*Task requirements*
Go through the entries below and write each one out exactly.

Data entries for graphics
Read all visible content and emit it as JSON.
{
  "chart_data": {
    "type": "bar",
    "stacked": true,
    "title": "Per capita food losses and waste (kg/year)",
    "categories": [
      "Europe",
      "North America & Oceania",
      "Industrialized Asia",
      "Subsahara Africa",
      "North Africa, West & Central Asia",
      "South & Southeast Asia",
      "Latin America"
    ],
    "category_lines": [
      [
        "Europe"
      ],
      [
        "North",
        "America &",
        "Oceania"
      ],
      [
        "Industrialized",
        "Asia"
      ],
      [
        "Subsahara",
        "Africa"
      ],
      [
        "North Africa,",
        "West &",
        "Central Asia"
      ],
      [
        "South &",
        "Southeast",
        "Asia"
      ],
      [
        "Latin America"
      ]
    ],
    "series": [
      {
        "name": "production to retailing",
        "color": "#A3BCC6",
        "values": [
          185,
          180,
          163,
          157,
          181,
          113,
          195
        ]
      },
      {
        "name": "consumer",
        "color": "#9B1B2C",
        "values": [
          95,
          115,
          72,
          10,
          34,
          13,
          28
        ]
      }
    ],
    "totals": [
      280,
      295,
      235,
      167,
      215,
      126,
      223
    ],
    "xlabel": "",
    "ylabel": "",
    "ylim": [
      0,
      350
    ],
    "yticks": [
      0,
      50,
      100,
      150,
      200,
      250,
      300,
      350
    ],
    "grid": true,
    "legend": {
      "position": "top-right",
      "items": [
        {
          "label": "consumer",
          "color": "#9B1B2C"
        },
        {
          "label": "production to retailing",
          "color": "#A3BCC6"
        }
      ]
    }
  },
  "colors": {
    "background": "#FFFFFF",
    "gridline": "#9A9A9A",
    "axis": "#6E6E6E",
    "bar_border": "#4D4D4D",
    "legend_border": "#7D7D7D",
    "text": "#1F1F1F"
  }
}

*Answer to this problem*
Read all visible content and emit it as JSON.
{
  "chart_data": {
    "type": "bar",
    "stacked": true,
    "title": "Per capita food losses and waste (kg/year)",
    "categories": [
      "Europe",
      "North America & Oceania",
      "Industrialized Asia",
      "Subsahara Africa",
      "North Africa, West & Central Asia",
      "South & Southeast Asia",
      "Latin America"
    ],
    "category_lines": [
      [
        "Europe"
      ],
      [
        "North",
        "America &",
        "Oceania"
      ],
      [
        "Industrialized",
        "Asia"
      ],
      [
        "Subsahara",
        "Africa"
      ],
      [
        "North Africa,",
        "West &",
        "Central Asia"
      ],
      [
        "South &",
        "Southeast",
        "Asia"
      ],
      [
        "Latin America"
      ]
    ],
    "series": [
      {
        "name": "production to retailing",
        "color": "#A3BCC6",
        "values": [
          185,
          180,
          163,
          157,
          181,
          113,
          195
        ]
      },
      {
        "name": "consumer",
        "color": "#9B1B2C",
        "values": [
          95,
          115,
          72,
          10,
          34,
          13,
          28
        ]
      }
    ],
    "totals": [
      280,
      295,
      235,
      167,
      215,
      126,
      223
    ],
    "xlabel": "",
    "ylabel": "",
    "ylim": [
      0,
      350
    ],
    "yticks": [
      0,
      50,
      100,
      150,
      200,
      250,
      300,
      350
    ],
    "grid": true,
    "legend": {
      "position": "top-right",
      "items": [
        {
          "label": "consumer",
          "color": "#9B1B2C"
        },
        {
          "label": "production to retailing",
          "color": "#A3BCC6"
        }
      ]
    }
  },
  "colors": {
    "background": "#FFFFFF",
    "gridline": "#9A9A9A",
    "axis": "#6E6E6E",
    "bar_border": "#4D4D4D",
    "legend_border": "#7D7D7D",
    "text": "#1F1F1F"
  }
}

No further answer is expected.